**Input data**:
....................
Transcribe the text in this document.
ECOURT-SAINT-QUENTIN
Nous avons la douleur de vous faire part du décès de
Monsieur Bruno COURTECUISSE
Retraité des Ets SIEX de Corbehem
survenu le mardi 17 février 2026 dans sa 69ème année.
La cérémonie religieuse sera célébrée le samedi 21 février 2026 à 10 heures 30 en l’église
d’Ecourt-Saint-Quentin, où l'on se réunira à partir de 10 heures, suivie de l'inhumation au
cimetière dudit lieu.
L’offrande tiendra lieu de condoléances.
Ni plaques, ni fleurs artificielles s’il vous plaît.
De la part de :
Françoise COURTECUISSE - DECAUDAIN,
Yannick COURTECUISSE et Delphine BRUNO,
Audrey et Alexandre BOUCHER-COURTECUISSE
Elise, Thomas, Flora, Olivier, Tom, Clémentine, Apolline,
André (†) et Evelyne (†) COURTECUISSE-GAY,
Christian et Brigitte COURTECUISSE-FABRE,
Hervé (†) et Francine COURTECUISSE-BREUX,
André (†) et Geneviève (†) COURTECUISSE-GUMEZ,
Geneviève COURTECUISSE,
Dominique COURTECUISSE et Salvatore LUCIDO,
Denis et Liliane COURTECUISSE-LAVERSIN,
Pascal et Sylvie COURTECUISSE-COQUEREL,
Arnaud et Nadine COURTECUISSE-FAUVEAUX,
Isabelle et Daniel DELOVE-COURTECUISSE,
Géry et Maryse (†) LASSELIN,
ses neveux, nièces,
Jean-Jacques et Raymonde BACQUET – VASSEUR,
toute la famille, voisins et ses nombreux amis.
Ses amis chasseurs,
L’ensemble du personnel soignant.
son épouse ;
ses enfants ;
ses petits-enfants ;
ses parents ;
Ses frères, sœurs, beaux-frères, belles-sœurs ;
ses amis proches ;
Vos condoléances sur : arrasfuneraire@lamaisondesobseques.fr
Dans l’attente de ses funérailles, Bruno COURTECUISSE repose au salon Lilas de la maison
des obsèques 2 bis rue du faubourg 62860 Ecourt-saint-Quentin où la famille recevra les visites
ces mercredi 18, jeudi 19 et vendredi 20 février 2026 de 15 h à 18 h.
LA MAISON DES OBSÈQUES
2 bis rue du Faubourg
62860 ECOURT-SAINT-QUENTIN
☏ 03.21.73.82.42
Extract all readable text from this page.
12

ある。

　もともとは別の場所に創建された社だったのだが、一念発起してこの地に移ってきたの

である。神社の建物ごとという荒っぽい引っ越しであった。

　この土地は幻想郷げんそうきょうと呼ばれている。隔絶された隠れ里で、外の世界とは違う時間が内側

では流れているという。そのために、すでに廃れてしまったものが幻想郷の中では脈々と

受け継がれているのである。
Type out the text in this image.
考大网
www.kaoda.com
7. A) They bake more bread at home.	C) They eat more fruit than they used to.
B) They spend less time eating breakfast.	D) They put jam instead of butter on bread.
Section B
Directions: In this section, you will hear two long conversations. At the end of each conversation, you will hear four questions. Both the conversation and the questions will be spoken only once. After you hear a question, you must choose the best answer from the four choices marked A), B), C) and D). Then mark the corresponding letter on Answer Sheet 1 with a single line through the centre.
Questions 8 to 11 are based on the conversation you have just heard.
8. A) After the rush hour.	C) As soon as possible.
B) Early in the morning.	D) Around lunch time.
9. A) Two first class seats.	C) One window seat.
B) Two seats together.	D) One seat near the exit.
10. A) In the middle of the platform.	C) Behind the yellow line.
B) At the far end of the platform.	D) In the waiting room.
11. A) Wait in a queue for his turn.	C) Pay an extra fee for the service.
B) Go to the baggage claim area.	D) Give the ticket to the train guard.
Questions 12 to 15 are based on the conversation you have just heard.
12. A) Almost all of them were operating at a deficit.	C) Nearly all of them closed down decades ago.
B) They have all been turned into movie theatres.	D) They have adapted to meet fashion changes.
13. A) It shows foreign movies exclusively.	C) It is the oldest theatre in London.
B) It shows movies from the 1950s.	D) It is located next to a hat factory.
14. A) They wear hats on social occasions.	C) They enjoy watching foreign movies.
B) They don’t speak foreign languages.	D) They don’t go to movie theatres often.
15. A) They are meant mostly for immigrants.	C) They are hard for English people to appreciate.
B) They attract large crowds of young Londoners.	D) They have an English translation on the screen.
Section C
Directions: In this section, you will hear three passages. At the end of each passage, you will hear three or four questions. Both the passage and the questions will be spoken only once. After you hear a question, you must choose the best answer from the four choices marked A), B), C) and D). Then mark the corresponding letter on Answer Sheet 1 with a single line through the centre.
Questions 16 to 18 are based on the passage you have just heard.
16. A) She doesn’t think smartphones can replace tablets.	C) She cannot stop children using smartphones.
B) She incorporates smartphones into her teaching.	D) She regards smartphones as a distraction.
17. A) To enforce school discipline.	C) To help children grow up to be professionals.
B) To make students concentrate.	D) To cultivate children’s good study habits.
....................
**Exercise instructions**: Every record above should be output exactly.

**Answer in full**:
Transcribe the text in this document.
ECOURT-SAINT-QUENTIN
Nous avons la douleur de vous faire part du décès de
Monsieur Bruno COURTECUISSE
Retraité des Ets SIEX de Corbehem
survenu le mardi 17 février 2026 dans sa 69ème année.
La cérémonie religieuse sera célébrée le samedi 21 février 2026 à 10 heures 30 en l’église
d’Ecourt-Saint-Quentin, où l'on se réunira à partir de 10 heures, suivie de l'inhumation au
cimetière dudit lieu.
L’offrande tiendra lieu de condoléances.
Ni plaques, ni fleurs artificielles s’il vous plaît.
De la part de :
Françoise COURTECUISSE - DECAUDAIN,
Yannick COURTECUISSE et Delphine BRUNO,
Audrey et Alexandre BOUCHER-COURTECUISSE
Elise, Thomas, Flora, Olivier, Tom, Clémentine, Apolline,
André (†) et Evelyne (†) COURTECUISSE-GAY,
Christian et Brigitte COURTECUISSE-FABRE,
Hervé (†) et Francine COURTECUISSE-BREUX,
André (†) et Geneviève (†) COURTECUISSE-GUMEZ,
Geneviève COURTECUISSE,
Dominique COURTECUISSE et Salvatore LUCIDO,
Denis et Liliane COURTECUISSE-LAVERSIN,
Pascal et Sylvie COURTECUISSE-COQUEREL,
Arnaud et Nadine COURTECUISSE-FAUVEAUX,
Isabelle et Daniel DELOVE-COURTECUISSE,
Géry et Maryse (†) LASSELIN,
ses neveux, nièces,
Jean-Jacques et Raymonde BACQUET – VASSEUR,
toute la famille, voisins et ses nombreux amis.
Ses amis chasseurs,
L’ensemble du personnel soignant.
son épouse ;
ses enfants ;
ses petits-enfants ;
ses parents ;
Ses frères, sœurs, beaux-frères, belles-sœurs ;
ses amis proches ;
Vos condoléances sur : arrasfuneraire@lamaisondesobseques.fr
Dans l’attente de ses funérailles, Bruno COURTECUISSE repose au salon Lilas de la maison
des obsèques 2 bis rue du faubourg 62860 Ecourt-saint-Quentin où la famille recevra les visites
ces mercredi 18, jeudi 19 et vendredi 20 février 2026 de 15 h à 18 h.
LA MAISON DES OBSÈQUES
2 bis rue du Faubourg
62860 ECOURT-SAINT-QUENTIN
☏ 03.21.73.82.42
Extract all readable text from this page.
12

ある。

　もともとは別の場所に創建された社だったのだが、一念発起してこの地に移ってきたの

である。神社の建物ごとという荒っぽい引っ越しであった。

　この土地は幻想郷げんそうきょうと呼ばれている。隔絶された隠れ里で、外の世界とは違う時間が内側

では流れているという。そのために、すでに廃れてしまったものが幻想郷の中では脈々と

受け継がれているのである。
Type out the text in this image.
考大网
www.kaoda.com
7. A) They bake more bread at home.	C) They eat more fruit than they used to.
B) They spend less time eating breakfast.	D) They put jam instead of butter on bread.
Section B
Directions: In this section, you will hear two long conversations. At the end of each conversation, you will hear four questions. Both the conversation and the questions will be spoken only once. After you hear a question, you must choose the best answer from the four choices marked A), B), C) and D). Then mark the corresponding letter on Answer Sheet 1 with a single line through the centre.
Questions 8 to 11 are based on the conversation you have just heard.
8. A) After the rush hour.	C) As soon as possible.
B) Early in the morning.	D) Around lunch time.
9. A) Two first class seats.	C) One window seat.
B) Two seats together.	D) One seat near the exit.
10. A) In the middle of the platform.	C) Behind the yellow line.
B) At the far end of the platform.	D) In the waiting room.
11. A) Wait in a queue for his turn.	C) Pay an extra fee for the service.
B) Go to the baggage claim area.	D) Give the ticket to the train guard.
Questions 12 to 15 are based on the conversation you have just heard.
12. A) Almost all of them were operating at a deficit.	C) Nearly all of them closed down decades ago.
B) They have all been turned into movie theatres.	D) They have adapted to meet fashion changes.
13. A) It shows foreign movies exclusively.	C) It is the oldest theatre in London.
B) It shows movies from the 1950s.	D) It is located next to a hat factory.
14. A) They wear hats on social occasions.	C) They enjoy watching foreign movies.
B) They don’t speak foreign languages.	D) They don’t go to movie theatres often.
15. A) They are meant mostly for immigrants.	C) They are hard for English people to appreciate.
B) They attract large crowds of young Londoners.	D) They have an English translation on the screen.
Section C
Directions: In this section, you will hear three passages. At the end of each passage, you will hear three or four questions. Both the passage and the questions will be spoken only once. After you hear a question, you must choose the best answer from the four choices marked A), B), C) and D). Then mark the corresponding letter on Answer Sheet 1 with a single line through the centre.
Questions 16 to 18 are based on the passage you have just heard.
16. A) She doesn’t think smartphones can replace tablets.	C) She cannot stop children using smartphones.
B) She incorporates smartphones into her teaching.	D) She regards smartphones as a distraction.
17. A) To enforce school discipline.	C) To help children grow up to be professionals.
B) To make students concentrate.	D) To cultivate children’s good study habits.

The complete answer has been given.